**Set problem:** Copy every entry word for word, but skip the pictures.

※

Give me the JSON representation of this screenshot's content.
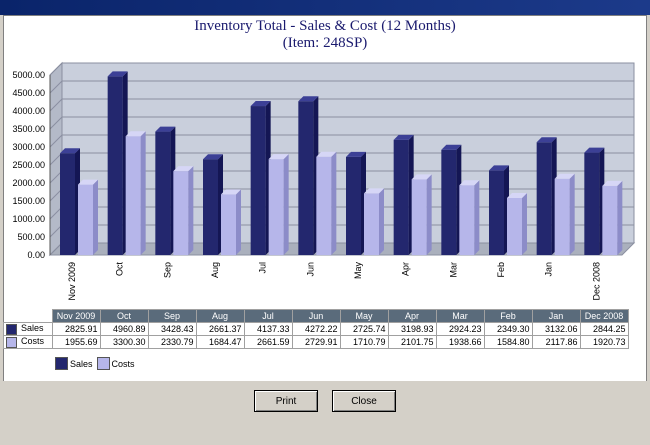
{
  "window": {
    "title": ""
  },
  "chart_title": "Inventory Total - Sales & Cost (12 Months)",
  "chart_subtitle": "(Item: 248SP)",
  "buttons": {
    "print": "Print",
    "close": "Close"
  },
  "colors": {
    "sales": "#23276e",
    "costs": "#b6b6ea",
    "table_header": "#5a6b7b"
  },
  "chart_data": {
    "type": "bar",
    "title": "Inventory Total - Sales & Cost (12 Months)",
    "subtitle": "(Item: 248SP)",
    "categories": [
      "Nov 2009",
      "Oct",
      "Sep",
      "Aug",
      "Jul",
      "Jun",
      "May",
      "Apr",
      "Mar",
      "Feb",
      "Jan",
      "Dec 2008"
    ],
    "series": [
      {
        "name": "Sales",
        "values": [
          2825.91,
          4960.89,
          3428.43,
          2661.37,
          4137.33,
          4272.22,
          2725.74,
          3198.93,
          2924.23,
          2349.3,
          3132.06,
          2844.25
        ]
      },
      {
        "name": "Costs",
        "values": [
          1955.69,
          3300.3,
          2330.79,
          1684.47,
          2661.59,
          2729.91,
          1710.79,
          2101.75,
          1938.66,
          1584.8,
          2117.86,
          1920.73
        ]
      }
    ],
    "ylim": [
      0,
      5000
    ],
    "yticks": [
      "0.00",
      "500.00",
      "1000.00",
      "1500.00",
      "2000.00",
      "2500.00",
      "3000.00",
      "3500.00",
      "4000.00",
      "4500.00",
      "5000.00"
    ],
    "table": {
      "header": [
        "Nov 2009",
        "Oct",
        "Sep",
        "Aug",
        "Jul",
        "Jun",
        "May",
        "Apr",
        "Mar",
        "Feb",
        "Jan",
        "Dec 2008"
      ],
      "rows": [
        {
          "label": "Sales",
          "cells": [
            "2825.91",
            "4960.89",
            "3428.43",
            "2661.37",
            "4137.33",
            "4272.22",
            "2725.74",
            "3198.93",
            "2924.23",
            "2349.30",
            "3132.06",
            "2844.25"
          ]
        },
        {
          "label": "Costs",
          "cells": [
            "1955.69",
            "3300.30",
            "2330.79",
            "1684.47",
            "2661.59",
            "2729.91",
            "1710.79",
            "2101.75",
            "1938.66",
            "1584.80",
            "2117.86",
            "1920.73"
          ]
        }
      ]
    },
    "legend": [
      "Sales",
      "Costs"
    ],
    "legend_position": "bottom-left",
    "grid": true
  }
}
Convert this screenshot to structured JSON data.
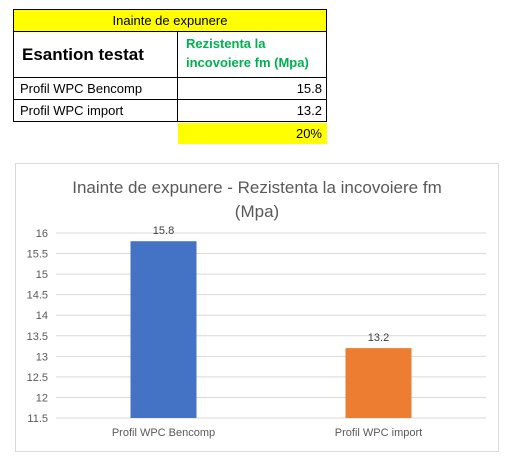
{
  "table": {
    "header": "Inainte de expunere",
    "col1": "Esantion testat",
    "col2_line1": "Rezistenta la",
    "col2_line2": "incovoiere fm (Mpa)",
    "rows": [
      {
        "name": "Profil WPC Bencomp",
        "value": "15.8"
      },
      {
        "name": "Profil WPC import",
        "value": "13.2"
      }
    ],
    "percent": "20%",
    "accent_color": "#ffff00",
    "header2_color": "#00b050"
  },
  "chart_data": {
    "type": "bar",
    "title_line1": "Inainte de expunere - Rezistenta la incovoiere fm",
    "title_line2": "(Mpa)",
    "categories": [
      "Profil WPC Bencomp",
      "Profil WPC import"
    ],
    "values": [
      15.8,
      13.2
    ],
    "value_labels": [
      "15.8",
      "13.2"
    ],
    "colors": [
      "#4472c4",
      "#ed7d31"
    ],
    "ylim": [
      11.5,
      16
    ],
    "yticks": [
      11.5,
      12,
      12.5,
      13,
      13.5,
      14,
      14.5,
      15,
      15.5,
      16
    ],
    "grid": true,
    "xlabel": "",
    "ylabel": ""
  }
}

※

**Answer below:**
Give me the JSON representation of this screenshot's content.
{
  "window": {
    "title": ""
  },
  "chart_title": "Inventory Total - Sales & Cost (12 Months)",
  "chart_subtitle": "(Item: 248SP)",
  "buttons": {
    "print": "Print",
    "close": "Close"
  },
  "colors": {
    "sales": "#23276e",
    "costs": "#b6b6ea",
    "table_header": "#5a6b7b"
  },
  "chart_data": {
    "type": "bar",
    "title": "Inventory Total - Sales & Cost (12 Months)",
    "subtitle": "(Item: 248SP)",
    "categories": [
      "Nov 2009",
      "Oct",
      "Sep",
      "Aug",
      "Jul",
      "Jun",
      "May",
      "Apr",
      "Mar",
      "Feb",
      "Jan",
      "Dec 2008"
    ],
    "series": [
      {
        "name": "Sales",
        "values": [
          2825.91,
          4960.89,
          3428.43,
          2661.37,
          4137.33,
          4272.22,
          2725.74,
          3198.93,
          2924.23,
          2349.3,
          3132.06,
          2844.25
        ]
      },
      {
        "name": "Costs",
        "values": [
          1955.69,
          3300.3,
          2330.79,
          1684.47,
          2661.59,
          2729.91,
          1710.79,
          2101.75,
          1938.66,
          1584.8,
          2117.86,
          1920.73
        ]
      }
    ],
    "ylim": [
      0,
      5000
    ],
    "yticks": [
      "0.00",
      "500.00",
      "1000.00",
      "1500.00",
      "2000.00",
      "2500.00",
      "3000.00",
      "3500.00",
      "4000.00",
      "4500.00",
      "5000.00"
    ],
    "table": {
      "header": [
        "Nov 2009",
        "Oct",
        "Sep",
        "Aug",
        "Jul",
        "Jun",
        "May",
        "Apr",
        "Mar",
        "Feb",
        "Jan",
        "Dec 2008"
      ],
      "rows": [
        {
          "label": "Sales",
          "cells": [
            "2825.91",
            "4960.89",
            "3428.43",
            "2661.37",
            "4137.33",
            "4272.22",
            "2725.74",
            "3198.93",
            "2924.23",
            "2349.30",
            "3132.06",
            "2844.25"
          ]
        },
        {
          "label": "Costs",
          "cells": [
            "1955.69",
            "3300.30",
            "2330.79",
            "1684.47",
            "2661.59",
            "2729.91",
            "1710.79",
            "2101.75",
            "1938.66",
            "1584.80",
            "2117.86",
            "1920.73"
          ]
        }
      ]
    },
    "legend": [
      "Sales",
      "Costs"
    ],
    "legend_position": "bottom-left",
    "grid": true
  }
}
Convert this screenshot to structured JSON data.
{
  "table": {
    "header": "Inainte de expunere",
    "col1": "Esantion testat",
    "col2_line1": "Rezistenta la",
    "col2_line2": "incovoiere fm (Mpa)",
    "rows": [
      {
        "name": "Profil WPC Bencomp",
        "value": "15.8"
      },
      {
        "name": "Profil WPC import",
        "value": "13.2"
      }
    ],
    "percent": "20%",
    "accent_color": "#ffff00",
    "header2_color": "#00b050"
  },
  "chart_data": {
    "type": "bar",
    "title_line1": "Inainte de expunere - Rezistenta la incovoiere fm",
    "title_line2": "(Mpa)",
    "categories": [
      "Profil WPC Bencomp",
      "Profil WPC import"
    ],
    "values": [
      15.8,
      13.2
    ],
    "value_labels": [
      "15.8",
      "13.2"
    ],
    "colors": [
      "#4472c4",
      "#ed7d31"
    ],
    "ylim": [
      11.5,
      16
    ],
    "yticks": [
      11.5,
      12,
      12.5,
      13,
      13.5,
      14,
      14.5,
      15,
      15.5,
      16
    ],
    "grid": true,
    "xlabel": "",
    "ylabel": ""
  }
}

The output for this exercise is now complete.